Dataset entries

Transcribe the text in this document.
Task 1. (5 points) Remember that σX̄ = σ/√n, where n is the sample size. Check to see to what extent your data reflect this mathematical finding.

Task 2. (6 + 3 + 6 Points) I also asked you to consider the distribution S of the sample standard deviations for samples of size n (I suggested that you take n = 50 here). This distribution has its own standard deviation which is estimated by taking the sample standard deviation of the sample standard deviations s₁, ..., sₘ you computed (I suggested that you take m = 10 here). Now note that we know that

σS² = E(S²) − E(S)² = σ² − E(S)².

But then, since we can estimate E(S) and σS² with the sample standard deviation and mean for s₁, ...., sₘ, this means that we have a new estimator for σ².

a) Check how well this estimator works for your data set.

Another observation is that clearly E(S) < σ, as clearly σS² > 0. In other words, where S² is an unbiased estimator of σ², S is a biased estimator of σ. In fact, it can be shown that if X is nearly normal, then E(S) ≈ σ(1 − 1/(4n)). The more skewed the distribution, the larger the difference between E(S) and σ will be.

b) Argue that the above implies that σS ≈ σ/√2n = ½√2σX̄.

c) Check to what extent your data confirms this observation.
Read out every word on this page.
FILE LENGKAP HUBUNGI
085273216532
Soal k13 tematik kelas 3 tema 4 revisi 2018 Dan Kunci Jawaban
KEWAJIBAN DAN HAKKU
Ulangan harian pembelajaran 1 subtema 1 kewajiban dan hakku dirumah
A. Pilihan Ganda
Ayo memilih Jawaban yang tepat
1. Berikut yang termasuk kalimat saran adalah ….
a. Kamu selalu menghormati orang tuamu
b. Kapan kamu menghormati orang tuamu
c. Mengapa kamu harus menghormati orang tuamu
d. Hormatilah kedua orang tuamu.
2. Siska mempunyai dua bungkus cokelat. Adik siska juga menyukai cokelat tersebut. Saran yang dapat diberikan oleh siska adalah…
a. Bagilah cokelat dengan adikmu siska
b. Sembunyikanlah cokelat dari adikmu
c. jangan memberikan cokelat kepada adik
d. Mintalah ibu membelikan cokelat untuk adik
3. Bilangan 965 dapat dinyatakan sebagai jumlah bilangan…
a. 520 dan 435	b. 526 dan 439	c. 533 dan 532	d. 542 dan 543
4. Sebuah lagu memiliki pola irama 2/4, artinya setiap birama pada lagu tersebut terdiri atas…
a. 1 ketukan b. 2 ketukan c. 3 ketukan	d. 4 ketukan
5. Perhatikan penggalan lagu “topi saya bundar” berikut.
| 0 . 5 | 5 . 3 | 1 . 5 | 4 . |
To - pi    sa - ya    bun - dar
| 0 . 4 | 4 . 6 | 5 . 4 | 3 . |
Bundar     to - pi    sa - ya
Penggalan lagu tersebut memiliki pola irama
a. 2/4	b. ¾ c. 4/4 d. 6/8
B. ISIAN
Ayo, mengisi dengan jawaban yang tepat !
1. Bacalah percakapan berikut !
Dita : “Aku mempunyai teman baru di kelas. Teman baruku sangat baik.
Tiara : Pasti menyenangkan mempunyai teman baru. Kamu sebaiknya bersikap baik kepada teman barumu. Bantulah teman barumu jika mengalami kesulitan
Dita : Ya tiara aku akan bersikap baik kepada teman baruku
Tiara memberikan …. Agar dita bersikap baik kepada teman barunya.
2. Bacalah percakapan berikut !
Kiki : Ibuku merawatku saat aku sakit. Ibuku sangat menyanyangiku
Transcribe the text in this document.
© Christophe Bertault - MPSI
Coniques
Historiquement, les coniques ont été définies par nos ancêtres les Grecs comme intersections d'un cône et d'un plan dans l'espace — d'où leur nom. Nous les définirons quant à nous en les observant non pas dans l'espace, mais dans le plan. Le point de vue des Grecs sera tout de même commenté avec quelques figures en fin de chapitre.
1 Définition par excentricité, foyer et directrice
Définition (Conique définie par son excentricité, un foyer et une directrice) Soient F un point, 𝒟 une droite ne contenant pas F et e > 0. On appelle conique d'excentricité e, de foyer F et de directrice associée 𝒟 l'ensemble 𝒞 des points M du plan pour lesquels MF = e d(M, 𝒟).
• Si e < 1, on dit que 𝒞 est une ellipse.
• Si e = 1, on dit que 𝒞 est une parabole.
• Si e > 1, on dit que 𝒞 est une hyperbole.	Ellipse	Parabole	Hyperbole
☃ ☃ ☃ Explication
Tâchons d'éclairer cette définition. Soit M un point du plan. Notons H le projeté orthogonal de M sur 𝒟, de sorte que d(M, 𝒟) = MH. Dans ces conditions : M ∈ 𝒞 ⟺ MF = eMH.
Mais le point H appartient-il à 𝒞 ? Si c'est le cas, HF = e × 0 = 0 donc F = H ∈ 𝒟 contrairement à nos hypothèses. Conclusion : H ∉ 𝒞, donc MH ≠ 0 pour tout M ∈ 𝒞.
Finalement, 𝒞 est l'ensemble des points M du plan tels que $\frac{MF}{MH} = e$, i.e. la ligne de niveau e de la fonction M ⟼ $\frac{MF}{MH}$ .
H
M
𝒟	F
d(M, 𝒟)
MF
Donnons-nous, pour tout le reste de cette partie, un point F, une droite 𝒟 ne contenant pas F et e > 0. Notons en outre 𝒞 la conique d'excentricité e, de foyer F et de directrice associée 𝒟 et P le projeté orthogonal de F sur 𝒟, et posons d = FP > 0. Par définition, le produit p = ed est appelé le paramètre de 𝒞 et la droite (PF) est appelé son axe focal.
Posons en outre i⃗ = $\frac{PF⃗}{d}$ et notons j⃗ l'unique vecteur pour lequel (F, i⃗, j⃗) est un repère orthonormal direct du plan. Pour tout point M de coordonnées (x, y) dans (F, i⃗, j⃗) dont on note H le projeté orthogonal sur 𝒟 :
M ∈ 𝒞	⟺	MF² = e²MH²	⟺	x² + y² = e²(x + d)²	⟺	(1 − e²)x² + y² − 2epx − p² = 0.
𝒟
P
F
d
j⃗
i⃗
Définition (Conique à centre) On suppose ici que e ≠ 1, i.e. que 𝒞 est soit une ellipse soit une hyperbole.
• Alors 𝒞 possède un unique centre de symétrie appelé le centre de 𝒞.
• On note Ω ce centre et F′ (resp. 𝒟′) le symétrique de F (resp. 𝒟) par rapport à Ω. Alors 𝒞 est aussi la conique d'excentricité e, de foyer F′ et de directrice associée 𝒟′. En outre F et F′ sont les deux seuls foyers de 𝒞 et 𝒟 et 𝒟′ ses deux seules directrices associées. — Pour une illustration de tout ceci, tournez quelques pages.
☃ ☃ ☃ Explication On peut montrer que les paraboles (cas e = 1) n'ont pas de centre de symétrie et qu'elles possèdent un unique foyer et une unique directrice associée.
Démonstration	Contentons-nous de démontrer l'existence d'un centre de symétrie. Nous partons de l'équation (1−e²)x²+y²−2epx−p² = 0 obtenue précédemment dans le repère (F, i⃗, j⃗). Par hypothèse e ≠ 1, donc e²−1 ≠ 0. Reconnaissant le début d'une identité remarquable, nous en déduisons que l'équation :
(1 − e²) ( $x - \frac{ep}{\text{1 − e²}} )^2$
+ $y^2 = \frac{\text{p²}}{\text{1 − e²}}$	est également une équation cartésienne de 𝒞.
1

WORK INSTRUCTIONS: Please set down all the data word for word.

SOLUTION TO THIS PROBLEM:
Transcribe the text in this document.
Task 1. (5 points) Remember that σX̄ = σ/√n, where n is the sample size. Check to see to what extent your data reflect this mathematical finding.

Task 2. (6 + 3 + 6 Points) I also asked you to consider the distribution S of the sample standard deviations for samples of size n (I suggested that you take n = 50 here). This distribution has its own standard deviation which is estimated by taking the sample standard deviation of the sample standard deviations s₁, ..., sₘ you computed (I suggested that you take m = 10 here). Now note that we know that

σS² = E(S²) − E(S)² = σ² − E(S)².

But then, since we can estimate E(S) and σS² with the sample standard deviation and mean for s₁, ...., sₘ, this means that we have a new estimator for σ².

a) Check how well this estimator works for your data set.

Another observation is that clearly E(S) < σ, as clearly σS² > 0. In other words, where S² is an unbiased estimator of σ², S is a biased estimator of σ. In fact, it can be shown that if X is nearly normal, then E(S) ≈ σ(1 − 1/(4n)). The more skewed the distribution, the larger the difference between E(S) and σ will be.

b) Argue that the above implies that σS ≈ σ/√2n = ½√2σX̄.

c) Check to what extent your data confirms this observation.
Read out every word on this page.
FILE LENGKAP HUBUNGI
085273216532
Soal k13 tematik kelas 3 tema 4 revisi 2018 Dan Kunci Jawaban
KEWAJIBAN DAN HAKKU
Ulangan harian pembelajaran 1 subtema 1 kewajiban dan hakku dirumah
A. Pilihan Ganda
Ayo memilih Jawaban yang tepat
1. Berikut yang termasuk kalimat saran adalah ….
a. Kamu selalu menghormati orang tuamu
b. Kapan kamu menghormati orang tuamu
c. Mengapa kamu harus menghormati orang tuamu
d. Hormatilah kedua orang tuamu.
2. Siska mempunyai dua bungkus cokelat. Adik siska juga menyukai cokelat tersebut. Saran yang dapat diberikan oleh siska adalah…
a. Bagilah cokelat dengan adikmu siska
b. Sembunyikanlah cokelat dari adikmu
c. jangan memberikan cokelat kepada adik
d. Mintalah ibu membelikan cokelat untuk adik
3. Bilangan 965 dapat dinyatakan sebagai jumlah bilangan…
a. 520 dan 435	b. 526 dan 439	c. 533 dan 532	d. 542 dan 543
4. Sebuah lagu memiliki pola irama 2/4, artinya setiap birama pada lagu tersebut terdiri atas…
a. 1 ketukan b. 2 ketukan c. 3 ketukan	d. 4 ketukan
5. Perhatikan penggalan lagu “topi saya bundar” berikut.
| 0 . 5 | 5 . 3 | 1 . 5 | 4 . |
To - pi    sa - ya    bun - dar
| 0 . 4 | 4 . 6 | 5 . 4 | 3 . |
Bundar     to - pi    sa - ya
Penggalan lagu tersebut memiliki pola irama
a. 2/4	b. ¾ c. 4/4 d. 6/8
B. ISIAN
Ayo, mengisi dengan jawaban yang tepat !
1. Bacalah percakapan berikut !
Dita : “Aku mempunyai teman baru di kelas. Teman baruku sangat baik.
Tiara : Pasti menyenangkan mempunyai teman baru. Kamu sebaiknya bersikap baik kepada teman barumu. Bantulah teman barumu jika mengalami kesulitan
Dita : Ya tiara aku akan bersikap baik kepada teman baruku
Tiara memberikan …. Agar dita bersikap baik kepada teman barunya.
2. Bacalah percakapan berikut !
Kiki : Ibuku merawatku saat aku sakit. Ibuku sangat menyanyangiku
Transcribe the text in this document.
© Christophe Bertault - MPSI
Coniques
Historiquement, les coniques ont été définies par nos ancêtres les Grecs comme intersections d'un cône et d'un plan dans l'espace — d'où leur nom. Nous les définirons quant à nous en les observant non pas dans l'espace, mais dans le plan. Le point de vue des Grecs sera tout de même commenté avec quelques figures en fin de chapitre.
1 Définition par excentricité, foyer et directrice
Définition (Conique définie par son excentricité, un foyer et une directrice) Soient F un point, 𝒟 une droite ne contenant pas F et e > 0. On appelle conique d'excentricité e, de foyer F et de directrice associée 𝒟 l'ensemble 𝒞 des points M du plan pour lesquels MF = e d(M, 𝒟).
• Si e < 1, on dit que 𝒞 est une ellipse.
• Si e = 1, on dit que 𝒞 est une parabole.
• Si e > 1, on dit que 𝒞 est une hyperbole.	Ellipse	Parabole	Hyperbole
☃ ☃ ☃ Explication
Tâchons d'éclairer cette définition. Soit M un point du plan. Notons H le projeté orthogonal de M sur 𝒟, de sorte que d(M, 𝒟) = MH. Dans ces conditions : M ∈ 𝒞 ⟺ MF = eMH.
Mais le point H appartient-il à 𝒞 ? Si c'est le cas, HF = e × 0 = 0 donc F = H ∈ 𝒟 contrairement à nos hypothèses. Conclusion : H ∉ 𝒞, donc MH ≠ 0 pour tout M ∈ 𝒞.
Finalement, 𝒞 est l'ensemble des points M du plan tels que $\frac{MF}{MH} = e$, i.e. la ligne de niveau e de la fonction M ⟼ $\frac{MF}{MH}$ .
H
M
𝒟	F
d(M, 𝒟)
MF
Donnons-nous, pour tout le reste de cette partie, un point F, une droite 𝒟 ne contenant pas F et e > 0. Notons en outre 𝒞 la conique d'excentricité e, de foyer F et de directrice associée 𝒟 et P le projeté orthogonal de F sur 𝒟, et posons d = FP > 0. Par définition, le produit p = ed est appelé le paramètre de 𝒞 et la droite (PF) est appelé son axe focal.
Posons en outre i⃗ = $\frac{PF⃗}{d}$ et notons j⃗ l'unique vecteur pour lequel (F, i⃗, j⃗) est un repère orthonormal direct du plan. Pour tout point M de coordonnées (x, y) dans (F, i⃗, j⃗) dont on note H le projeté orthogonal sur 𝒟 :
M ∈ 𝒞	⟺	MF² = e²MH²	⟺	x² + y² = e²(x + d)²	⟺	(1 − e²)x² + y² − 2epx − p² = 0.
𝒟
P
F
d
j⃗
i⃗
Définition (Conique à centre) On suppose ici que e ≠ 1, i.e. que 𝒞 est soit une ellipse soit une hyperbole.
• Alors 𝒞 possède un unique centre de symétrie appelé le centre de 𝒞.
• On note Ω ce centre et F′ (resp. 𝒟′) le symétrique de F (resp. 𝒟) par rapport à Ω. Alors 𝒞 est aussi la conique d'excentricité e, de foyer F′ et de directrice associée 𝒟′. En outre F et F′ sont les deux seuls foyers de 𝒞 et 𝒟 et 𝒟′ ses deux seules directrices associées. — Pour une illustration de tout ceci, tournez quelques pages.
☃ ☃ ☃ Explication On peut montrer que les paraboles (cas e = 1) n'ont pas de centre de symétrie et qu'elles possèdent un unique foyer et une unique directrice associée.
Démonstration	Contentons-nous de démontrer l'existence d'un centre de symétrie. Nous partons de l'équation (1−e²)x²+y²−2epx−p² = 0 obtenue précédemment dans le repère (F, i⃗, j⃗). Par hypothèse e ≠ 1, donc e²−1 ≠ 0. Reconnaissant le début d'une identité remarquable, nous en déduisons que l'équation :
(1 − e²) ( $x - \frac{ep}{\text{1 − e²}} )^2$
+ $y^2 = \frac{\text{p²}}{\text{1 − e²}}$	est également une équation cartésienne de 𝒞.
1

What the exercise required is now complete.